_Aim_
Below is a block of data; give all of it again word for word.

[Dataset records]
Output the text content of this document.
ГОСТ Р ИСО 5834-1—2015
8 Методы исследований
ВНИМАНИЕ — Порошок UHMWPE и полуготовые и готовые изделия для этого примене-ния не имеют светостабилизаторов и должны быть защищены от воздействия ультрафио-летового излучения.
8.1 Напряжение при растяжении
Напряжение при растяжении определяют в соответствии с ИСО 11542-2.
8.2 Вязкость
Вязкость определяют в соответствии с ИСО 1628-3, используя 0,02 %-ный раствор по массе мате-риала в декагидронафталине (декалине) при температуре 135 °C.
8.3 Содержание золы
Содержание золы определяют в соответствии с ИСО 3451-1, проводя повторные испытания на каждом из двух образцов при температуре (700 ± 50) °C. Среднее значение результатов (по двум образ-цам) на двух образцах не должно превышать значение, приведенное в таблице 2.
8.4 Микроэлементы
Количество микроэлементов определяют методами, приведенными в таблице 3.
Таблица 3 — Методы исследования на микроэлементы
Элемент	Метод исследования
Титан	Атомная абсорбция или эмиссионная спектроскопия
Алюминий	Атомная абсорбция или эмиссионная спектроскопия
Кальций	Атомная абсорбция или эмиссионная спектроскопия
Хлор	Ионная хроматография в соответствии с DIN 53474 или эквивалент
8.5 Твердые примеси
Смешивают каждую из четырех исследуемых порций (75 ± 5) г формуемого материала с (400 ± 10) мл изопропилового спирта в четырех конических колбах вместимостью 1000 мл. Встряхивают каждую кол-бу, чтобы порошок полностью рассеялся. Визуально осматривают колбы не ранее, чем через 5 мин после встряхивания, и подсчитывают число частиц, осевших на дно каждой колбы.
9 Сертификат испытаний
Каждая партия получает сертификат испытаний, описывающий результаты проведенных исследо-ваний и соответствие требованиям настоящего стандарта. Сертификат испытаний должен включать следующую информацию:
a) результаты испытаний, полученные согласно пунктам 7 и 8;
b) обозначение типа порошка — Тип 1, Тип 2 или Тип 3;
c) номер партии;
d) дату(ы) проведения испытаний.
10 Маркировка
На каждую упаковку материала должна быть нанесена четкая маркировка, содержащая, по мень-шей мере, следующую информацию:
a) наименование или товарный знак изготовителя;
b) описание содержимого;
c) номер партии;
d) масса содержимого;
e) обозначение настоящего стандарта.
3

_Task answer_
Output the text content of this document.
ГОСТ Р ИСО 5834-1—2015
8 Методы исследований
ВНИМАНИЕ — Порошок UHMWPE и полуготовые и готовые изделия для этого примене-ния не имеют светостабилизаторов и должны быть защищены от воздействия ультрафио-летового излучения.
8.1 Напряжение при растяжении
Напряжение при растяжении определяют в соответствии с ИСО 11542-2.
8.2 Вязкость
Вязкость определяют в соответствии с ИСО 1628-3, используя 0,02 %-ный раствор по массе мате-риала в декагидронафталине (декалине) при температуре 135 °C.
8.3 Содержание золы
Содержание золы определяют в соответствии с ИСО 3451-1, проводя повторные испытания на каждом из двух образцов при температуре (700 ± 50) °C. Среднее значение результатов (по двум образ-цам) на двух образцах не должно превышать значение, приведенное в таблице 2.
8.4 Микроэлементы
Количество микроэлементов определяют методами, приведенными в таблице 3.
Таблица 3 — Методы исследования на микроэлементы
Элемент	Метод исследования
Титан	Атомная абсорбция или эмиссионная спектроскопия
Алюминий	Атомная абсорбция или эмиссионная спектроскопия
Кальций	Атомная абсорбция или эмиссионная спектроскопия
Хлор	Ионная хроматография в соответствии с DIN 53474 или эквивалент
8.5 Твердые примеси
Смешивают каждую из четырех исследуемых порций (75 ± 5) г формуемого материала с (400 ± 10) мл изопропилового спирта в четырех конических колбах вместимостью 1000 мл. Встряхивают каждую кол-бу, чтобы порошок полностью рассеялся. Визуально осматривают колбы не ранее, чем через 5 мин после встряхивания, и подсчитывают число частиц, осевших на дно каждой колбы.
9 Сертификат испытаний
Каждая партия получает сертификат испытаний, описывающий результаты проведенных исследо-ваний и соответствие требованиям настоящего стандарта. Сертификат испытаний должен включать следующую информацию:
a) результаты испытаний, полученные согласно пунктам 7 и 8;
b) обозначение типа порошка — Тип 1, Тип 2 или Тип 3;
c) номер партии;
d) дату(ы) проведения испытаний.
10 Маркировка
На каждую упаковку материала должна быть нанесена четкая маркировка, содержащая, по мень-шей мере, следующую информацию:
a) наименование или товарный знак изготовителя;
b) описание содержимого;
c) номер партии;
d) масса содержимого;
e) обозначение настоящего стандарта.
3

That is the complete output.